*The task*:
Transcribe the item lines below from the line containing "viewport-prev-button[interactable]: ◂ —" through the line containing "toolbar-separator — [196, 42, 197, 60]", both included, with each line unchanged.

(Layout records)
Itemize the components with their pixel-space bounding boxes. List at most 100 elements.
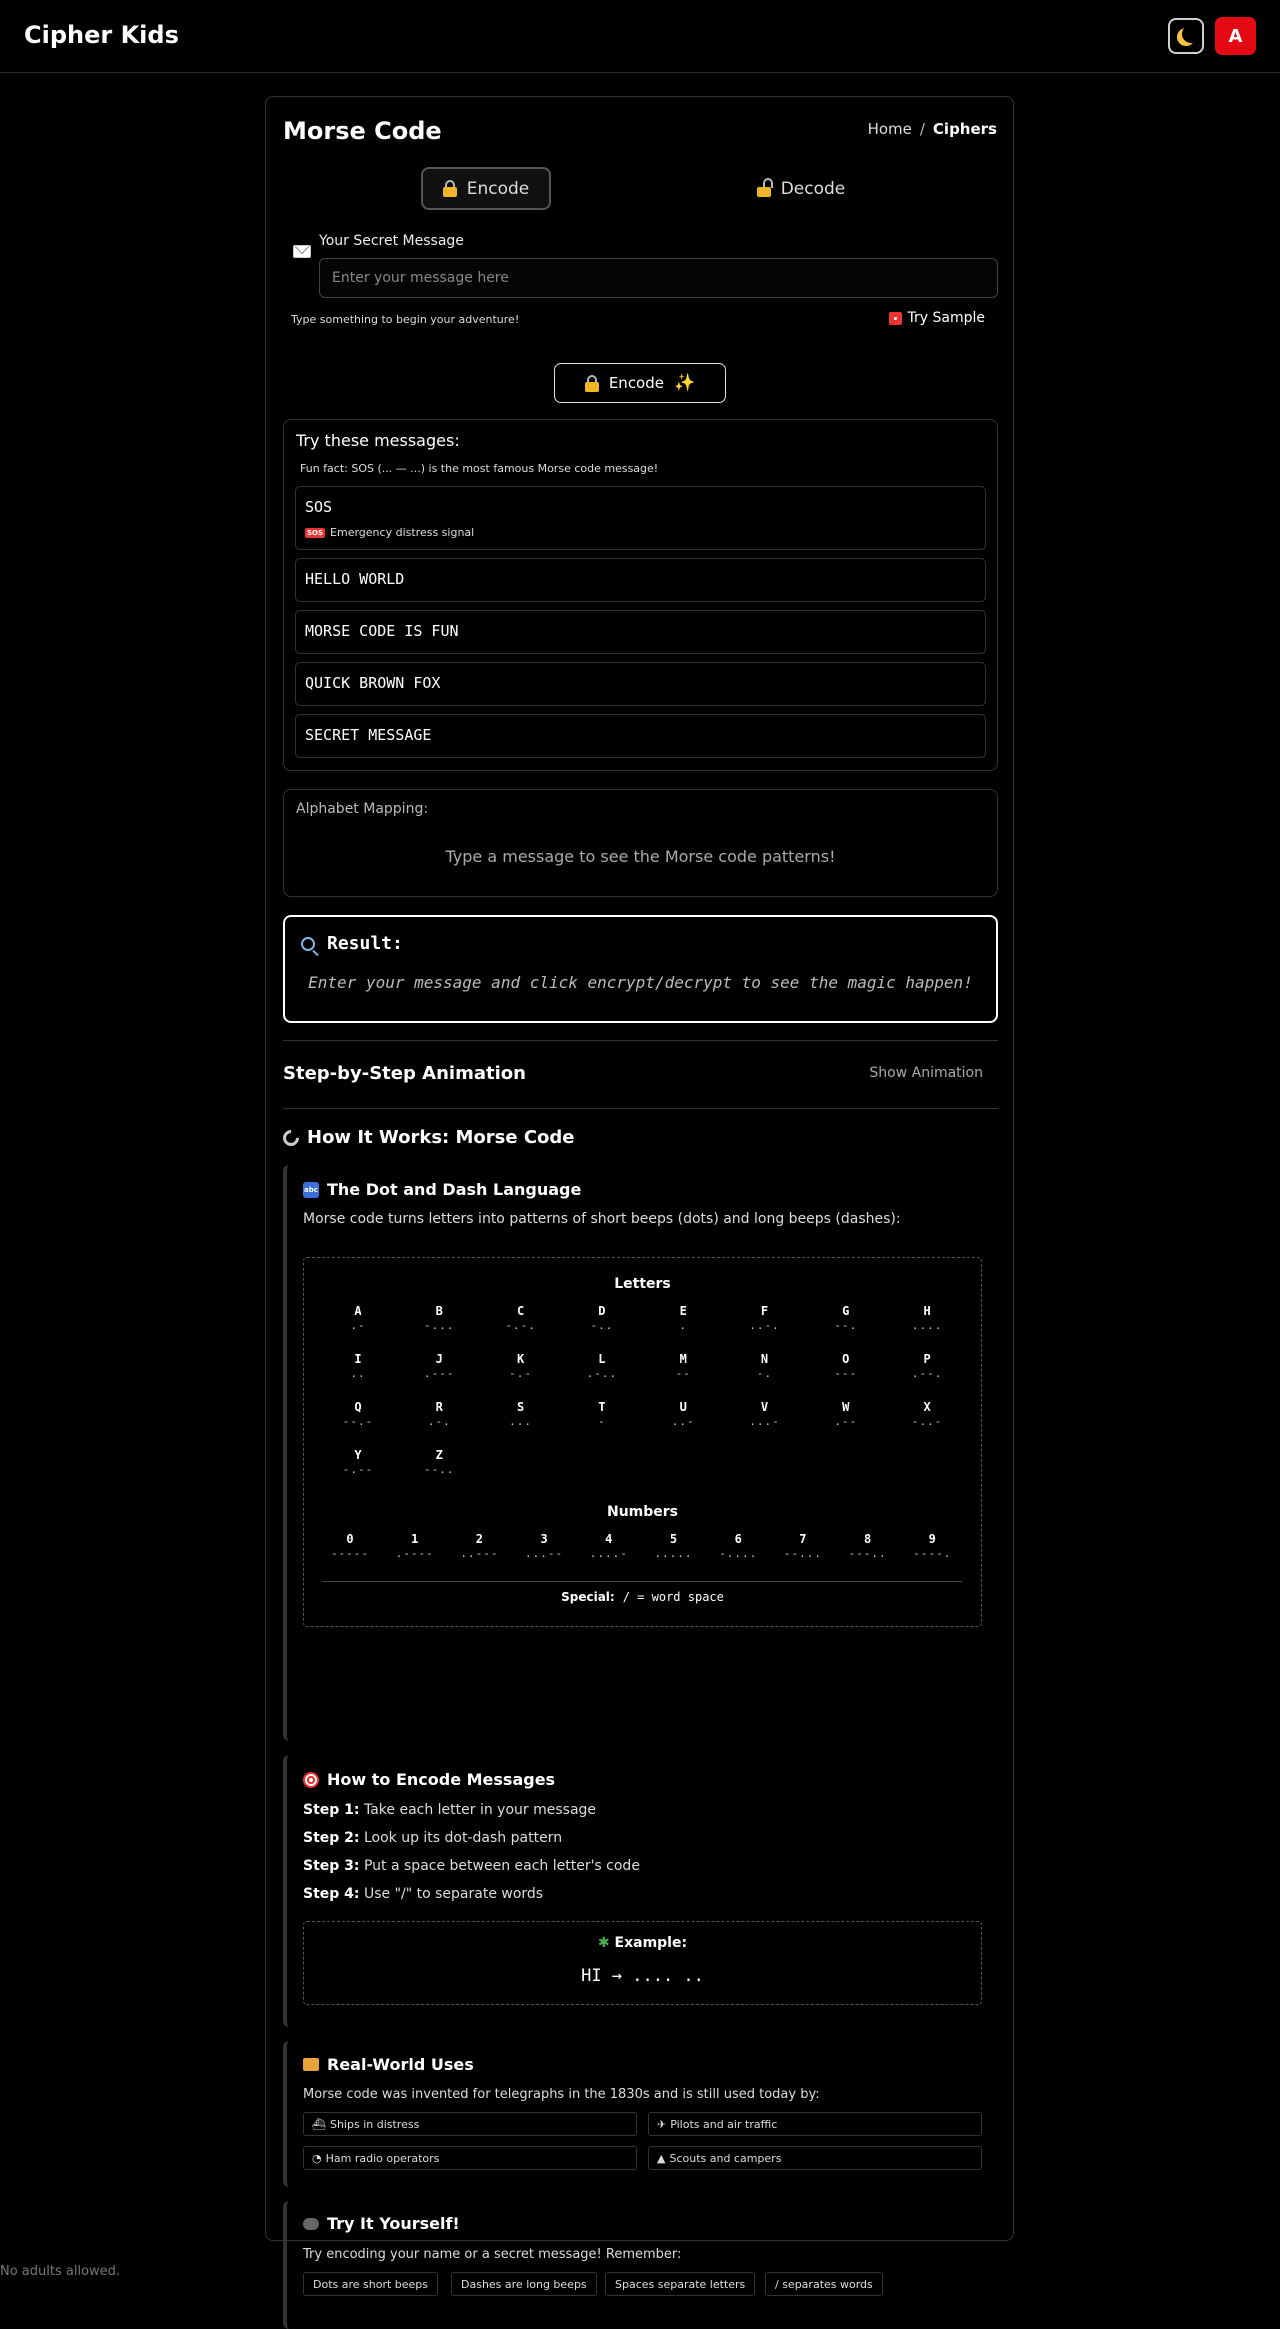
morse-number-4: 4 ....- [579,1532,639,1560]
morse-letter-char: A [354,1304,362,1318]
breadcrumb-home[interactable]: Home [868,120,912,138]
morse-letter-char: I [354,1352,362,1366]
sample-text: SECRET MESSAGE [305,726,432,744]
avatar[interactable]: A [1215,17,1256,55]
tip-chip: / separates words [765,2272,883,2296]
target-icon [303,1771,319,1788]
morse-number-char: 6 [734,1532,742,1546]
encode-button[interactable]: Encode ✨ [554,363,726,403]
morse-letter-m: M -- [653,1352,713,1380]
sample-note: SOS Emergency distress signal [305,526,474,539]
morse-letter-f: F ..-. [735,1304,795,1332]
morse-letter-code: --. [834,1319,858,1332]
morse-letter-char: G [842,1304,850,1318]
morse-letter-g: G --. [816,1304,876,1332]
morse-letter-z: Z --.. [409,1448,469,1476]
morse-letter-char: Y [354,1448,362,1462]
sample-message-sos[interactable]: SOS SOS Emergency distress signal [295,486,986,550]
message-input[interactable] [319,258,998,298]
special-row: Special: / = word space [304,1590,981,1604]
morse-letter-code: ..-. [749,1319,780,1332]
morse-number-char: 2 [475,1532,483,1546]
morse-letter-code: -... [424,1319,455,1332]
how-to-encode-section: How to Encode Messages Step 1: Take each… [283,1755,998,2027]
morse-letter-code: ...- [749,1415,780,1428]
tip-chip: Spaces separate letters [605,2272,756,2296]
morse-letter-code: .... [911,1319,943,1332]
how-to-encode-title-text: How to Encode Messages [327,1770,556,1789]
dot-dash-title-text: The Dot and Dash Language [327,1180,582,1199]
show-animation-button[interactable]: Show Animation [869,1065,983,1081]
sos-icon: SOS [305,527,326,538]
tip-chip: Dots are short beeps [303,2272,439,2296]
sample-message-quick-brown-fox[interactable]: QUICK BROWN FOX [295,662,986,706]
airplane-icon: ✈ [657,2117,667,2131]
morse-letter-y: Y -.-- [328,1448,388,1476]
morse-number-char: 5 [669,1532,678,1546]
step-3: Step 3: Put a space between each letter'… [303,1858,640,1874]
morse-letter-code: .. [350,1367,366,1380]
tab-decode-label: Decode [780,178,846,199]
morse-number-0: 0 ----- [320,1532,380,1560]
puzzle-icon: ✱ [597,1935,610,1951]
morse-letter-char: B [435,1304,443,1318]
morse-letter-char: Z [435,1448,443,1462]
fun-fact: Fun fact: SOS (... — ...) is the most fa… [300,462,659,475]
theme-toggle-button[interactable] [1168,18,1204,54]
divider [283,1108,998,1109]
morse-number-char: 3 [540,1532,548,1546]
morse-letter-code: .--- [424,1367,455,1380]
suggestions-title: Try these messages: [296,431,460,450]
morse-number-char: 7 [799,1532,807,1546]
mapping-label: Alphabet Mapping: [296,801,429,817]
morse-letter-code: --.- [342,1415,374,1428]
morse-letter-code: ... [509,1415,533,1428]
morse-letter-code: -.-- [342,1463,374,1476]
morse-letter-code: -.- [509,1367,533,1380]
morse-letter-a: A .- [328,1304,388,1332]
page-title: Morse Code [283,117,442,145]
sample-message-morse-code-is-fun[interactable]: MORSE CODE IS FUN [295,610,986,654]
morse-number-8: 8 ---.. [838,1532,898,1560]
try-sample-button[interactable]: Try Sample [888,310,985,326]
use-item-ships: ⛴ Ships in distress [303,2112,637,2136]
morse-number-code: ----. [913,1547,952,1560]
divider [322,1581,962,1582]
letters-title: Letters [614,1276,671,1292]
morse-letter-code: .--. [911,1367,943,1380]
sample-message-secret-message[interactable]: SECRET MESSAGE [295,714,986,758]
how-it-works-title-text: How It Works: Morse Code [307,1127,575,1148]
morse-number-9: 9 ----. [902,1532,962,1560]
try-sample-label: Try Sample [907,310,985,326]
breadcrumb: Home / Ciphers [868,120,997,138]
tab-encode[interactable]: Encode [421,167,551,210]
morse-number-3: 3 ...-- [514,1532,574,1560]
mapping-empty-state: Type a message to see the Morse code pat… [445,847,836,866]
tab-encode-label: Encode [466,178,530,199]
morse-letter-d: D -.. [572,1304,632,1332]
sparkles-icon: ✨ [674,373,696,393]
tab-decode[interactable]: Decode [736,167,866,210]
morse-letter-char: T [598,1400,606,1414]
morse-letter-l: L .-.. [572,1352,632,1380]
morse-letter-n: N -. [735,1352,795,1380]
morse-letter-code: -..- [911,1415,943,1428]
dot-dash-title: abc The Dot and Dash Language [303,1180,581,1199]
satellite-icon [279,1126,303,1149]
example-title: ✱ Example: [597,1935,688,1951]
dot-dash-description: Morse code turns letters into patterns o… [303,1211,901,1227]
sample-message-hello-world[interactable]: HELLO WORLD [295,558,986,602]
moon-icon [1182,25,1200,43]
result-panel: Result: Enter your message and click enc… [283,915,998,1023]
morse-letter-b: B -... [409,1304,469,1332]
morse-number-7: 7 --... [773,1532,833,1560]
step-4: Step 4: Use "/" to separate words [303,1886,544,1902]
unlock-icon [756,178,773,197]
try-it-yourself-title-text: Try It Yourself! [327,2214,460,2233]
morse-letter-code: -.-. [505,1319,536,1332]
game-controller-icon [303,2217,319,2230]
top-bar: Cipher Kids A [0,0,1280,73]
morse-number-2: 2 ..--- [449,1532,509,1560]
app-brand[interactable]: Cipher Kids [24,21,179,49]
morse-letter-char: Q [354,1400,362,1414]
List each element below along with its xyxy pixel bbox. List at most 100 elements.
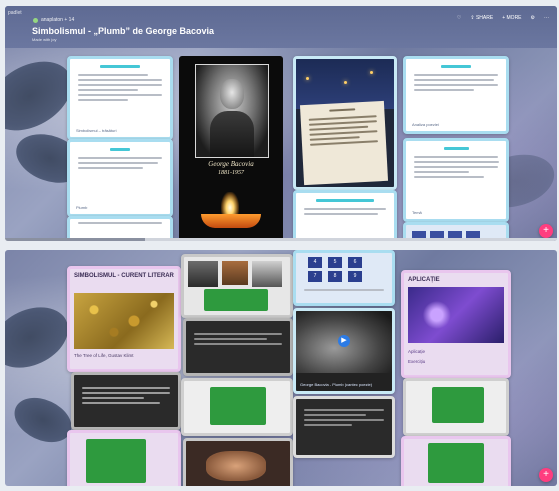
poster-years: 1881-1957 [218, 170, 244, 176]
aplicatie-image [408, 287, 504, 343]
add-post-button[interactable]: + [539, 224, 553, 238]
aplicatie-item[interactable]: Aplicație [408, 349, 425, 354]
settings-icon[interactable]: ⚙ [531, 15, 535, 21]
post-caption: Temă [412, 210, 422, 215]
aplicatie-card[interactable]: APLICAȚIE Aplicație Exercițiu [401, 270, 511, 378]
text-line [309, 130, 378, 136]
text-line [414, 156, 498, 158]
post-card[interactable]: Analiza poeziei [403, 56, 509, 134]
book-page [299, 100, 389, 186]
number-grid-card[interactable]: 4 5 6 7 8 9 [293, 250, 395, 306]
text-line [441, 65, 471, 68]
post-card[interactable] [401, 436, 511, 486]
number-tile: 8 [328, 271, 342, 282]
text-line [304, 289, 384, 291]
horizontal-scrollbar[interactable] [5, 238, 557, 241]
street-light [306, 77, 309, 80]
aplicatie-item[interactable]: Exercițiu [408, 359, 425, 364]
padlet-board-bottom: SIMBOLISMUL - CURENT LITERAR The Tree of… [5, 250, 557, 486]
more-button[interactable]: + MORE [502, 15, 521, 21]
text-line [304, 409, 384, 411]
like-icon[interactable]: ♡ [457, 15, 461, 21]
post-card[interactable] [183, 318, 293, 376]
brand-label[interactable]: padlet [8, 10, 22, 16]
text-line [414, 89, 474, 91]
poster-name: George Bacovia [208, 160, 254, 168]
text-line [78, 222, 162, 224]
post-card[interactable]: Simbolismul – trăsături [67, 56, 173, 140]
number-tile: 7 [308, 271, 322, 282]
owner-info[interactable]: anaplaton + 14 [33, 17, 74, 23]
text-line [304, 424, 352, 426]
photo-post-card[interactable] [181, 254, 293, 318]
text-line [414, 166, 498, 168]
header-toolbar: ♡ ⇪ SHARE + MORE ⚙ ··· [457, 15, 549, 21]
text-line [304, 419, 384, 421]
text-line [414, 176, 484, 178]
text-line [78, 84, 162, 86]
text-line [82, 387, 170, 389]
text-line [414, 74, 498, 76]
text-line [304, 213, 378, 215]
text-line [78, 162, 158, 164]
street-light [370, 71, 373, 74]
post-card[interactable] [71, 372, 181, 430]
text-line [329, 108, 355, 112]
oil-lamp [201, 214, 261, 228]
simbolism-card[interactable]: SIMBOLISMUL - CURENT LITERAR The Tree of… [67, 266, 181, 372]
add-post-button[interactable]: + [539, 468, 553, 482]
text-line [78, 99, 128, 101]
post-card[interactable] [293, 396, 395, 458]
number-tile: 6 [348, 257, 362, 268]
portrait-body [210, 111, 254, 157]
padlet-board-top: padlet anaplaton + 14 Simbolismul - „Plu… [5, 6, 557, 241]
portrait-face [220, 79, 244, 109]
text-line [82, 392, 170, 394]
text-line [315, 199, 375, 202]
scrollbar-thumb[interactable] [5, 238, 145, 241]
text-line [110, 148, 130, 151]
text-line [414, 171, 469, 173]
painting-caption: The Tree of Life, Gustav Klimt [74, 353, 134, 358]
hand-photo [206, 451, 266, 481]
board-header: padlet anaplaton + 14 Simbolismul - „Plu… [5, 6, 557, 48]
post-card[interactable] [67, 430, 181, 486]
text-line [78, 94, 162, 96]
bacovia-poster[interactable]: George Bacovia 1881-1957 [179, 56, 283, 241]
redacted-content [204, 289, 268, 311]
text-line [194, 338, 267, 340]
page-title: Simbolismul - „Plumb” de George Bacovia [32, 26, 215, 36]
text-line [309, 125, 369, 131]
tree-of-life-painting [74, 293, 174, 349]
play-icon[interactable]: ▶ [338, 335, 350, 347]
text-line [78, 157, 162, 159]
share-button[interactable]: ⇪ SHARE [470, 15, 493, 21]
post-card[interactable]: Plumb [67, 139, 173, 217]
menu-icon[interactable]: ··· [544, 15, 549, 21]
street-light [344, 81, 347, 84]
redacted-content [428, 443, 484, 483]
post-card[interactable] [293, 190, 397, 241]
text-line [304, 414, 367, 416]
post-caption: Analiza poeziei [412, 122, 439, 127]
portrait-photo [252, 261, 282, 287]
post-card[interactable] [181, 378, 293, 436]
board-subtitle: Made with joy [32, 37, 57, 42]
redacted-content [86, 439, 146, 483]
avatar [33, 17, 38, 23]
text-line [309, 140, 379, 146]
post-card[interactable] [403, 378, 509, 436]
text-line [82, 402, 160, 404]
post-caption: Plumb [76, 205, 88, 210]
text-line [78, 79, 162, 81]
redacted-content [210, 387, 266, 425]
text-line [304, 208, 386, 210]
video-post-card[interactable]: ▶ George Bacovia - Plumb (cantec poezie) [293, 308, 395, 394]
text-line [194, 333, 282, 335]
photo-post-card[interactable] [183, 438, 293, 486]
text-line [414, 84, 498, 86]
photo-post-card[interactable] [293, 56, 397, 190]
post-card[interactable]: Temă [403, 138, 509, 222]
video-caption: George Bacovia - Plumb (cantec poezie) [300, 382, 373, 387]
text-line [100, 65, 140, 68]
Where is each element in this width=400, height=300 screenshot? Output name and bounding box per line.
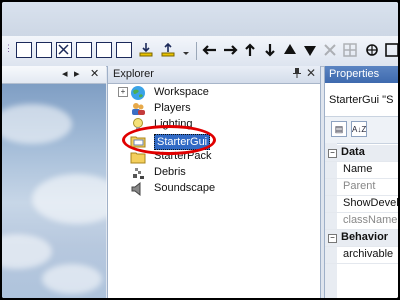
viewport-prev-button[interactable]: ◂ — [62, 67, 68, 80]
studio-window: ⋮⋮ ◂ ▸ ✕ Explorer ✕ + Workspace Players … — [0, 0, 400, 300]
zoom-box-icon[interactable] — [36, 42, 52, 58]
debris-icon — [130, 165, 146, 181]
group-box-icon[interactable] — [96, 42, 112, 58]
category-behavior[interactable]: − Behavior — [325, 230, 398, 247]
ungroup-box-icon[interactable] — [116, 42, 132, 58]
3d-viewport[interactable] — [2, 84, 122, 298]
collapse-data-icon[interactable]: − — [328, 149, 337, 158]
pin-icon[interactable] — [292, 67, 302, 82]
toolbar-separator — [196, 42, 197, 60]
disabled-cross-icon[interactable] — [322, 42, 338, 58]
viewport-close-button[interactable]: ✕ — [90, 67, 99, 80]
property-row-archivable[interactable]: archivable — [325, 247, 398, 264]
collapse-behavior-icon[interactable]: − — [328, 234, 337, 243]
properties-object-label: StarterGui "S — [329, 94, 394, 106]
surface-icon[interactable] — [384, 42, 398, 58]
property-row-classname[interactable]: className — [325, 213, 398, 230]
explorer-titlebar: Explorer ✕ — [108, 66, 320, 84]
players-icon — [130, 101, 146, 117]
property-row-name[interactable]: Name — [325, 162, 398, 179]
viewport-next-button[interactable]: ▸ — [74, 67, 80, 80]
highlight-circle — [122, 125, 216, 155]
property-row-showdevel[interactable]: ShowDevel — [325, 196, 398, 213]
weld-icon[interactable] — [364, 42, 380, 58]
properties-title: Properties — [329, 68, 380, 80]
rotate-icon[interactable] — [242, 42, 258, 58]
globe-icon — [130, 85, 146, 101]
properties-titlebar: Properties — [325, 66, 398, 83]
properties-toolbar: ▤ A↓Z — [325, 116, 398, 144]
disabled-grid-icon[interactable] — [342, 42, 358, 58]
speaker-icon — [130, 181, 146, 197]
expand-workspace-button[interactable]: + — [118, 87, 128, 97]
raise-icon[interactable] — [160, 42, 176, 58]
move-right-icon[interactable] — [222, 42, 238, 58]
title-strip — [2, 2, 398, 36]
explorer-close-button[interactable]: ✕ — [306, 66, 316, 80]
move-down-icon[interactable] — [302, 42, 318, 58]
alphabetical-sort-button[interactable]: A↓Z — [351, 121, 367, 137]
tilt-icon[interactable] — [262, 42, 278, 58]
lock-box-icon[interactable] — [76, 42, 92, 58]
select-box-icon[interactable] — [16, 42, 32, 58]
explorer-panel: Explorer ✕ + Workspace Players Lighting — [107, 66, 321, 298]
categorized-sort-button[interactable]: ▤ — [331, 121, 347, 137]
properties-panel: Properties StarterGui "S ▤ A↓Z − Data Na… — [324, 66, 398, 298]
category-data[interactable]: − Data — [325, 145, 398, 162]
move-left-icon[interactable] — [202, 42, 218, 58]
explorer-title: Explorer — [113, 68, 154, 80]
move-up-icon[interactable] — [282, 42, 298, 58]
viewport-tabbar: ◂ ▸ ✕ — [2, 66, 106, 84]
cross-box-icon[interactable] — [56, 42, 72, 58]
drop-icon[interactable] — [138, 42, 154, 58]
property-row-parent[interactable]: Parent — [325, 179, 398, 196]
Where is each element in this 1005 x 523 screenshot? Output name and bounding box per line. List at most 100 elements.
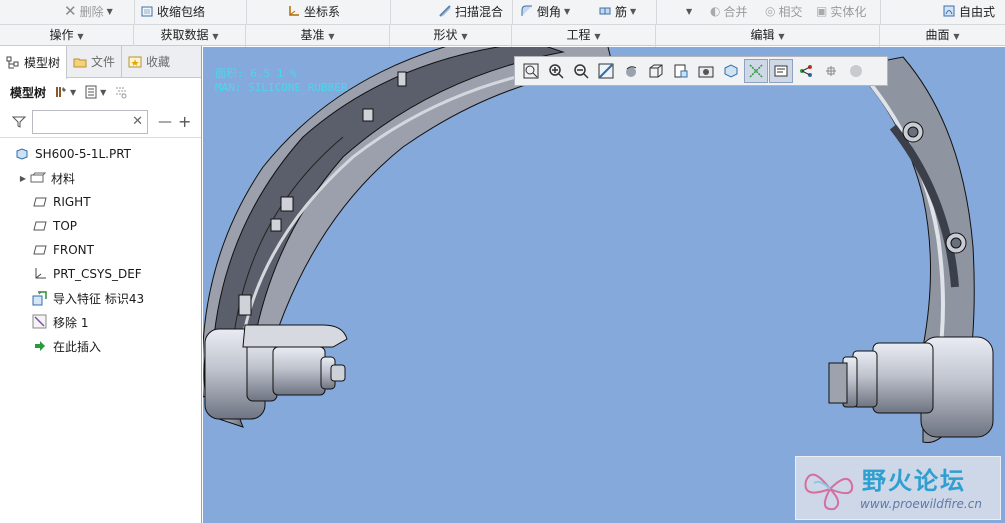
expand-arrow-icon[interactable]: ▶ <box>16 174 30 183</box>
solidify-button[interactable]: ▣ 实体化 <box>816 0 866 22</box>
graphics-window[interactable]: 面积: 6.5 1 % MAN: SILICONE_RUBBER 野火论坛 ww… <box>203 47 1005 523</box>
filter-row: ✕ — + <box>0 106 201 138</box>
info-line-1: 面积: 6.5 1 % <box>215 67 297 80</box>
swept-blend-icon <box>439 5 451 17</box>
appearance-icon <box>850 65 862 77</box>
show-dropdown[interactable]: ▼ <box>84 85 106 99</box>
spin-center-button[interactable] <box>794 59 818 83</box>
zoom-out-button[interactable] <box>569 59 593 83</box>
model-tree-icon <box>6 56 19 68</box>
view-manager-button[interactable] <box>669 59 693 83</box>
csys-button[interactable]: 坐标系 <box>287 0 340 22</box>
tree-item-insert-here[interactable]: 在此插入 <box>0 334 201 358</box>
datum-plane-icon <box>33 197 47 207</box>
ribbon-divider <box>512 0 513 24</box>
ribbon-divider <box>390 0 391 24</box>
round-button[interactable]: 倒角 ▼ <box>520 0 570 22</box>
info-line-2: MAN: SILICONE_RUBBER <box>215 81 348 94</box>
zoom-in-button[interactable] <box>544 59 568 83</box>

*Written reply*:
viewport-prev-button[interactable]: ◂ — [62, 67, 68, 80]
studio-window: ⋮⋮ ◂ ▸ ✕ Explorer ✕ + Workspace Players … — [0, 0, 400, 300]
zoom-box-icon[interactable] — [36, 42, 52, 58]
debris-icon — [130, 165, 146, 181]
group-box-icon[interactable] — [96, 42, 112, 58]
category-behavior[interactable]: − Behavior — [325, 230, 398, 247]
ungroup-box-icon[interactable] — [116, 42, 132, 58]
3d-viewport[interactable] — [2, 84, 122, 298]
collapse-data-icon[interactable]: − — [328, 149, 337, 158]
pin-icon[interactable] — [292, 67, 302, 82]
toolbar-separator — [196, 42, 197, 60]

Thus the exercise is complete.